STATED TASK: Repeat the stretch of the passage on optics in agriculture from "In Andover’s continuing" through "one of these.", word for word.

SELECTION:
*-*-*

In Andover’s continuing series of blogs on our served markets, we look at how optics technology is impacting agriculture.
Agriculture is at a unique point in its history. The demand for food continues to increase with world population, while at the same time multiple factors are negatively impacting production. These include climate change on available farmland and water, labor shortages, and limitations on the use of agricultural chemicals. Fortunately, various technologies are once again providing solutions, and optics is one of these.
Agriculture has traditionally been a labor-intensive industry, made more difficult to manage by the highly variable demand cycle (driven by seasonal and daily weather fluctuations) and the physical job requirements. Smart Farming is an emerging concept that refers to using a holistic technology approach improve yields, reduce labor & chemical costs, and improve working conditions. Artificial intelligence (AI) serves as the integrating function, and whereas optics plays a key role from large scale (mapping) to small scale (product grading) applications.

*-*-*

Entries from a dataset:
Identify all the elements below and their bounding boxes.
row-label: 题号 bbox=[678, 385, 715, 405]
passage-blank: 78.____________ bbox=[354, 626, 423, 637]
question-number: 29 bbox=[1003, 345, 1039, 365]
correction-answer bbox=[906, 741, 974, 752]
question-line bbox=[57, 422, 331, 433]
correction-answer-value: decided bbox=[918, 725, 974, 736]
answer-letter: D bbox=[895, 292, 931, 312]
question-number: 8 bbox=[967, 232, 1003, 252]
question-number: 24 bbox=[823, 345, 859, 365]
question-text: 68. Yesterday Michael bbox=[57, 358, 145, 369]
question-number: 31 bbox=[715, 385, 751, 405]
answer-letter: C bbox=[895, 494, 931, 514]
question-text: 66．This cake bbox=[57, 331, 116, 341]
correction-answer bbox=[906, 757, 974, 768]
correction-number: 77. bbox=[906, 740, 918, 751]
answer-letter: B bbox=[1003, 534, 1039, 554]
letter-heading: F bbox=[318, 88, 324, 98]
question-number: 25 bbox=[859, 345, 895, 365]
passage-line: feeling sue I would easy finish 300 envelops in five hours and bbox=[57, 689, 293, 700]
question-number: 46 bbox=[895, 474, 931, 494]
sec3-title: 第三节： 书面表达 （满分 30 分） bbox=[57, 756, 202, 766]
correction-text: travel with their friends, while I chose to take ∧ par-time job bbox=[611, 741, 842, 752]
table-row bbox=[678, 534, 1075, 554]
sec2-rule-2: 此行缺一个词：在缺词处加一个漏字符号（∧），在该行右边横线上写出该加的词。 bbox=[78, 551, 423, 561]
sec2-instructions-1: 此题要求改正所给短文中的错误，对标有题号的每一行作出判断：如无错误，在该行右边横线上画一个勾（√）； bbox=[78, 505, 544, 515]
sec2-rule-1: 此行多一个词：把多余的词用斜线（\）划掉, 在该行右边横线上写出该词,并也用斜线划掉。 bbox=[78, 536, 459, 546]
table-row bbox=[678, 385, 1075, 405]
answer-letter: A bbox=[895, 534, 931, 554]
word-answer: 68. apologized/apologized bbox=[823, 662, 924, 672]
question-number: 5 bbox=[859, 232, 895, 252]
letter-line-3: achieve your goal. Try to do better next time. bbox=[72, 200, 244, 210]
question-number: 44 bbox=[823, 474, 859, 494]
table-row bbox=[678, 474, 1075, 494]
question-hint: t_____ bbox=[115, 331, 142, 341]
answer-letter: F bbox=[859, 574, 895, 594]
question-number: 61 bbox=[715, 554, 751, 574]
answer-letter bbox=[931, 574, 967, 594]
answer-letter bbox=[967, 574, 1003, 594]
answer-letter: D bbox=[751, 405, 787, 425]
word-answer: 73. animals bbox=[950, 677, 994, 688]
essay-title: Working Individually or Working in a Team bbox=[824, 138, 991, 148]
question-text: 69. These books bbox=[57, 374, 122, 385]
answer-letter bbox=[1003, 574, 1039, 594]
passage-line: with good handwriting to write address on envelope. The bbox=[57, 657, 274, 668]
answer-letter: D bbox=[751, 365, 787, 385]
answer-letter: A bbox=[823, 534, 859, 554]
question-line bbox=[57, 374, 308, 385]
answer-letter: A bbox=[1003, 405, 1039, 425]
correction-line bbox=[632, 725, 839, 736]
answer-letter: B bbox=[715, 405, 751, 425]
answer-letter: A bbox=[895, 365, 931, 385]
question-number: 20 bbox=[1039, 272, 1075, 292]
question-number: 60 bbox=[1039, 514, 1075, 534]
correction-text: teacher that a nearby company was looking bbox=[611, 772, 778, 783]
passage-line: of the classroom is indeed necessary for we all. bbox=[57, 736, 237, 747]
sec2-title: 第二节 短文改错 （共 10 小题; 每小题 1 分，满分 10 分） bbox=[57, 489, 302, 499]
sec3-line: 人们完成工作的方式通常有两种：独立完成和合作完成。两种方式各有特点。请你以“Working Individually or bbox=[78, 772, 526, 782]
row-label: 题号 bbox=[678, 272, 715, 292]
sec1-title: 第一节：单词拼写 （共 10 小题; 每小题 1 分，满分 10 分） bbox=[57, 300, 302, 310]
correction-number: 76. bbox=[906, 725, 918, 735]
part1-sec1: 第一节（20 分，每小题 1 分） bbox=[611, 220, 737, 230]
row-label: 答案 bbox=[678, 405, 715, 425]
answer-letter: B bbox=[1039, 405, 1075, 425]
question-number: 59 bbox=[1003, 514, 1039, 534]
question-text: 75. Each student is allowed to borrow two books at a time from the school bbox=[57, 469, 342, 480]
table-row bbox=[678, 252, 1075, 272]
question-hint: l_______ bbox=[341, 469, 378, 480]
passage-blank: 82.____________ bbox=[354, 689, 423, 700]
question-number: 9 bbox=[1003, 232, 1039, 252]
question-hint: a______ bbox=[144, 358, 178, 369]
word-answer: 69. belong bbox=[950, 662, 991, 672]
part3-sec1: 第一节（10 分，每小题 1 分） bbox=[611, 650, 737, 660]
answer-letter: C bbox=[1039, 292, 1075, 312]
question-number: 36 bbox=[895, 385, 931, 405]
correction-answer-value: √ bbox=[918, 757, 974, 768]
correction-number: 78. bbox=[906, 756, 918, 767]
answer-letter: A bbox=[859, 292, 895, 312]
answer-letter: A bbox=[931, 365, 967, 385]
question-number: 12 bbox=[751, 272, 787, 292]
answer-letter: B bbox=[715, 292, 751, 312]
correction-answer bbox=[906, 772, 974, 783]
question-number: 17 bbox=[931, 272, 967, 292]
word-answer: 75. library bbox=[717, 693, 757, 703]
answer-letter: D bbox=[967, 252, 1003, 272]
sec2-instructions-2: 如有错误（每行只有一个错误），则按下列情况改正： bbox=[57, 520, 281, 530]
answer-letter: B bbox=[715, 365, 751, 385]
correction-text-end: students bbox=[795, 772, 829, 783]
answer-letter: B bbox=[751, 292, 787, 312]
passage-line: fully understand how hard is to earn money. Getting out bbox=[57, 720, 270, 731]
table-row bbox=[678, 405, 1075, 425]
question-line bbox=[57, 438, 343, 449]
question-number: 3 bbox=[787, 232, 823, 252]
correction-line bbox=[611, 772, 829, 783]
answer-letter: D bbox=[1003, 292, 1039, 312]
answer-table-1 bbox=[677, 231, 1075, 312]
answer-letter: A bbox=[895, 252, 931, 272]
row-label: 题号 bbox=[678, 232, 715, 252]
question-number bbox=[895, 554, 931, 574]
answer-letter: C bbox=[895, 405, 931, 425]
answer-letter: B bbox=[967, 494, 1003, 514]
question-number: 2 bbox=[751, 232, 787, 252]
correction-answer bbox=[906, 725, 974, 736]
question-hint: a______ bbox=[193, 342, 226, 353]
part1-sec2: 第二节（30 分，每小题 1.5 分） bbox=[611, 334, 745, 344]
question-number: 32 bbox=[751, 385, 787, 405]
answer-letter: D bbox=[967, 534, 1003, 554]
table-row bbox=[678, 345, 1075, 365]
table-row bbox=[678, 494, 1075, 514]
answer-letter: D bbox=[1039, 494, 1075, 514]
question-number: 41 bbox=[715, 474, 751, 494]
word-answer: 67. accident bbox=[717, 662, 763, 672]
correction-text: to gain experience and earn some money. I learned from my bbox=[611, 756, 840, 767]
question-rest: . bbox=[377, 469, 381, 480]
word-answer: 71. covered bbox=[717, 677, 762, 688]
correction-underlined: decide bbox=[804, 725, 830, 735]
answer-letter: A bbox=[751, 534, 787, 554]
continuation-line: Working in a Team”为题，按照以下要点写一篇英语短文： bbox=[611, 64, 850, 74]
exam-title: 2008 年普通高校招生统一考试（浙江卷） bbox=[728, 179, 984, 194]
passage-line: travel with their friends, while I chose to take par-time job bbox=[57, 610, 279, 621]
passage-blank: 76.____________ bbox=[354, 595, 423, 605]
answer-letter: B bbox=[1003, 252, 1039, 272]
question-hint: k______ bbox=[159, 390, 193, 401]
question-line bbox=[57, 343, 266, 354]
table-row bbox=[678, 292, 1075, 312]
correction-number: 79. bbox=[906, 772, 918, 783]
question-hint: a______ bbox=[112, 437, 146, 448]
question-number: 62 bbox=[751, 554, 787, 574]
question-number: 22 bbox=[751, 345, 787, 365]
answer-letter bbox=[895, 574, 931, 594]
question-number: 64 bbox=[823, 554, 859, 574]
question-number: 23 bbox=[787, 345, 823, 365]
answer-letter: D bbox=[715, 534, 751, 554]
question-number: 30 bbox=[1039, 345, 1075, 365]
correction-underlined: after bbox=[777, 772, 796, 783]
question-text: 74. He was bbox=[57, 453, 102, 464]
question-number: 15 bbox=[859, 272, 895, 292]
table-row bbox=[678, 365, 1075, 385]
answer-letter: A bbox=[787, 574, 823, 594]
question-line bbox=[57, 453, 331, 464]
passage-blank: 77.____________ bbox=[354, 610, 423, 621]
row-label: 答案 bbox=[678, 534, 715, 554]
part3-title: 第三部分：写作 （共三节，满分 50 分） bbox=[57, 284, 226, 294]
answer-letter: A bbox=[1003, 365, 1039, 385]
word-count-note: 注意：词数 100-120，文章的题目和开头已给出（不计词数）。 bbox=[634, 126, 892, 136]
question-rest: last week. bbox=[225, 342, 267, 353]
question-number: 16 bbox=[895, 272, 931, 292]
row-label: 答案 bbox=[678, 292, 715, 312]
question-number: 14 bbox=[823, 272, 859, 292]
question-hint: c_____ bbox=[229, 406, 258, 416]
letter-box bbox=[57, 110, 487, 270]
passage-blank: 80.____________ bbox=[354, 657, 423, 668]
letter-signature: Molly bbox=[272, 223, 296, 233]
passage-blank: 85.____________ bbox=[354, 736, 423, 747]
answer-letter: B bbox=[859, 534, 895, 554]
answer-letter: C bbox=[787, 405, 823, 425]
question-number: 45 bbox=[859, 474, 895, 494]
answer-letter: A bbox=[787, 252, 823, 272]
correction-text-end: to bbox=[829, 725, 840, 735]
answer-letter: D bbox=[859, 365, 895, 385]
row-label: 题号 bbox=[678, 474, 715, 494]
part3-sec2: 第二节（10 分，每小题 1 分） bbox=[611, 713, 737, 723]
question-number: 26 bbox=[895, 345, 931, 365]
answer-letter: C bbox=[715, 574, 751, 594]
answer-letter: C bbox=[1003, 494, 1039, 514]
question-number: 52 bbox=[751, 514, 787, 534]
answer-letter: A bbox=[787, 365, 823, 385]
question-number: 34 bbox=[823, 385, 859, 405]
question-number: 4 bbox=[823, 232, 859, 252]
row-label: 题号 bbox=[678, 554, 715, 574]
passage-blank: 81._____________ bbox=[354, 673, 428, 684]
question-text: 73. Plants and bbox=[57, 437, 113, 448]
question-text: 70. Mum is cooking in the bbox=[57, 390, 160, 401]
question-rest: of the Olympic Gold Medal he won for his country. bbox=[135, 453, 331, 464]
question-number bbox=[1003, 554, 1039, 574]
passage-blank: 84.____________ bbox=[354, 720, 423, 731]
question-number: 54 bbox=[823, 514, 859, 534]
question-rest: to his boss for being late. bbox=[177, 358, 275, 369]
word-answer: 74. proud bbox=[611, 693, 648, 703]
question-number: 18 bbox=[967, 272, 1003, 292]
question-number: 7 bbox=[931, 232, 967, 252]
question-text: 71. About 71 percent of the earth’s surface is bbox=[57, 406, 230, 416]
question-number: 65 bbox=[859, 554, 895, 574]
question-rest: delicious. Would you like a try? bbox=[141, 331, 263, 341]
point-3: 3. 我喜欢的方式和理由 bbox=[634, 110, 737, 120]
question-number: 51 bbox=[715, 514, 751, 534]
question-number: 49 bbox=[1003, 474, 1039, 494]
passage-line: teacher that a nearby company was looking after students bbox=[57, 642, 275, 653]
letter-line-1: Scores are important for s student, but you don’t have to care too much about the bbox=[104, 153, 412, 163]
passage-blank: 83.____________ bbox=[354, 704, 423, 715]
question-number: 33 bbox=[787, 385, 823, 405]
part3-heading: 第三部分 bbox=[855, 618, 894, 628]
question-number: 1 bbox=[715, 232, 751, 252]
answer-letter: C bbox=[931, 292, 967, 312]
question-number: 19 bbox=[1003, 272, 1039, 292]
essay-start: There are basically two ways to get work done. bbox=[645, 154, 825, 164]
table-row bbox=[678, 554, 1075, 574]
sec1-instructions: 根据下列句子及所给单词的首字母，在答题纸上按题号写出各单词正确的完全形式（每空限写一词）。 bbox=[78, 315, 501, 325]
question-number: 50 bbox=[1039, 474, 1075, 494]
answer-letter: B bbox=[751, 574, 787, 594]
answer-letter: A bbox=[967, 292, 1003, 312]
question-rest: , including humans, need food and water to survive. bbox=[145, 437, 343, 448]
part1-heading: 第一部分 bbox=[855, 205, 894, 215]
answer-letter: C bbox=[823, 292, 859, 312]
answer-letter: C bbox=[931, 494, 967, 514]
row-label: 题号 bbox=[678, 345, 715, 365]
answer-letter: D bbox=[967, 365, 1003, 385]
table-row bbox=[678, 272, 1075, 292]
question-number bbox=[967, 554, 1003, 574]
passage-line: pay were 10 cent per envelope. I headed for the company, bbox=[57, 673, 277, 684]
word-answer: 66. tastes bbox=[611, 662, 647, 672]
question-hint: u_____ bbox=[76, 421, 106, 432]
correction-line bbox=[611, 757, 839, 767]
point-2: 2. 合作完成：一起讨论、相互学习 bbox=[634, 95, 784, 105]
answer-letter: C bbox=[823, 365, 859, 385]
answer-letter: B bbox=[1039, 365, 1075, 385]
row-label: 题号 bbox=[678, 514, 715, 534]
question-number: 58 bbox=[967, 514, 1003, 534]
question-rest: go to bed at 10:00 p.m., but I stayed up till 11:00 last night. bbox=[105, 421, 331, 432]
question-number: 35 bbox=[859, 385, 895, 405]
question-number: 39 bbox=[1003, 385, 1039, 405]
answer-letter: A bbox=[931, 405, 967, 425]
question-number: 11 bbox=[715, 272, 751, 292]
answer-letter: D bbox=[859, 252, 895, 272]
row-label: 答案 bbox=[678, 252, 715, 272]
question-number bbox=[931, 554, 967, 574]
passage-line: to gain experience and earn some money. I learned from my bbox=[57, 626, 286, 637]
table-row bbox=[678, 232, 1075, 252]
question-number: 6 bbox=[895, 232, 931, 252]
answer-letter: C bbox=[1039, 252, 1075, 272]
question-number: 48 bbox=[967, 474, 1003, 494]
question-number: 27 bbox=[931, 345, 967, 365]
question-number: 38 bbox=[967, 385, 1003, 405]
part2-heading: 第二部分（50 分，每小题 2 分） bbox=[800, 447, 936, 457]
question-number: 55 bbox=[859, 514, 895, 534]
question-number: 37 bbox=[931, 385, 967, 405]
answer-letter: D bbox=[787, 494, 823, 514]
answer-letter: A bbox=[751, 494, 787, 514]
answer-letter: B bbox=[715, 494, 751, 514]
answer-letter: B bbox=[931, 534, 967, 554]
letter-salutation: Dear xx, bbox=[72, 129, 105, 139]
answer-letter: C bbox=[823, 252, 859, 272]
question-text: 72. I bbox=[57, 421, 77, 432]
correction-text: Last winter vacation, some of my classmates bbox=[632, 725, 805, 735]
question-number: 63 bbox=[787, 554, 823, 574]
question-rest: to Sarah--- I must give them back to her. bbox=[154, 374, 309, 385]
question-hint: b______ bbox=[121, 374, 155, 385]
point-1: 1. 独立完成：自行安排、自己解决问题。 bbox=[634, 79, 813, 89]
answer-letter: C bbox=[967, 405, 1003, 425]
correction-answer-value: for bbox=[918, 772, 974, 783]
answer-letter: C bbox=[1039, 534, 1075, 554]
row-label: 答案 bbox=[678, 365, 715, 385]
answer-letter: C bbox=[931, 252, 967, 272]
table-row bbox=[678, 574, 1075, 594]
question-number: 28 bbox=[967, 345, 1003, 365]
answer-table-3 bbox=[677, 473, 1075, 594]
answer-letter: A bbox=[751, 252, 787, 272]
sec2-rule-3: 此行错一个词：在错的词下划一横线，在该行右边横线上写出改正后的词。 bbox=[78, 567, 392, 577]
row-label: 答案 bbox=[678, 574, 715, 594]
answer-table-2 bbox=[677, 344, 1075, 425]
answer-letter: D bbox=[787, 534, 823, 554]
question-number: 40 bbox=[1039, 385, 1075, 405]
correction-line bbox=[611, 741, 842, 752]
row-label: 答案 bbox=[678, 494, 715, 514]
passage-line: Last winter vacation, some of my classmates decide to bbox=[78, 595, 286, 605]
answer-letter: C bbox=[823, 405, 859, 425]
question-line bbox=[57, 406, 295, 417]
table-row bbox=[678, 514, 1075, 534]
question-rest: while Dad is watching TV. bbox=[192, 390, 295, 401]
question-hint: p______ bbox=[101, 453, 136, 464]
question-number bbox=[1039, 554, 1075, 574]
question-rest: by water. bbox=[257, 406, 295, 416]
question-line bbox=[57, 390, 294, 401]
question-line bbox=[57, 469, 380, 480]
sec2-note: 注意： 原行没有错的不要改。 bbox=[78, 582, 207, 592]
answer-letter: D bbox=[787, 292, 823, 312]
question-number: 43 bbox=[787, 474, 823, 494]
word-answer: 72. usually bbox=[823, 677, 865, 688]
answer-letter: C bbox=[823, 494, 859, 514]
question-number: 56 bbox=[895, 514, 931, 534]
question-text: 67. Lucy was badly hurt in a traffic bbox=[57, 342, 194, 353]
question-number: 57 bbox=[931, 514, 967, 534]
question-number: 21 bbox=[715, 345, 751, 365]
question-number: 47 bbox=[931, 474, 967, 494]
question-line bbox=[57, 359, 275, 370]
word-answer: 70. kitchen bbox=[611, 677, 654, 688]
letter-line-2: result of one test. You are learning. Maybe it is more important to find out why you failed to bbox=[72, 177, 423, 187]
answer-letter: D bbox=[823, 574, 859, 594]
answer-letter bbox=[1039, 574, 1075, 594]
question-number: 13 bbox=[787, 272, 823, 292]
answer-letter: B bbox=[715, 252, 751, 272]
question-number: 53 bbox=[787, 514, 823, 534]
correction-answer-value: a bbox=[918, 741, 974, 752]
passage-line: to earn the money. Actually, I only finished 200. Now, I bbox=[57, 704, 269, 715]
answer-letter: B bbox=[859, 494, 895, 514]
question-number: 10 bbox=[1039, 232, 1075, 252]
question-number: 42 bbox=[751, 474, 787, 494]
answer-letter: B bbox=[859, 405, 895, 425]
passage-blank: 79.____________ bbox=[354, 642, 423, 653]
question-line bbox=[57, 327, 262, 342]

*-*-*

COMPLETED EXERCISE:
In Andover’s continuing series of blogs on our served markets, we look at how optics technology is impacting agriculture.
Agriculture is at a unique point in its history. The demand for food continues to increase with world population, while at the same time multiple factors are negatively impacting production. These include climate change on available farmland and water, labor shortages, and limitations on the use of agricultural chemicals. Fortunately, various technologies are once again providing solutions, and optics is one of these.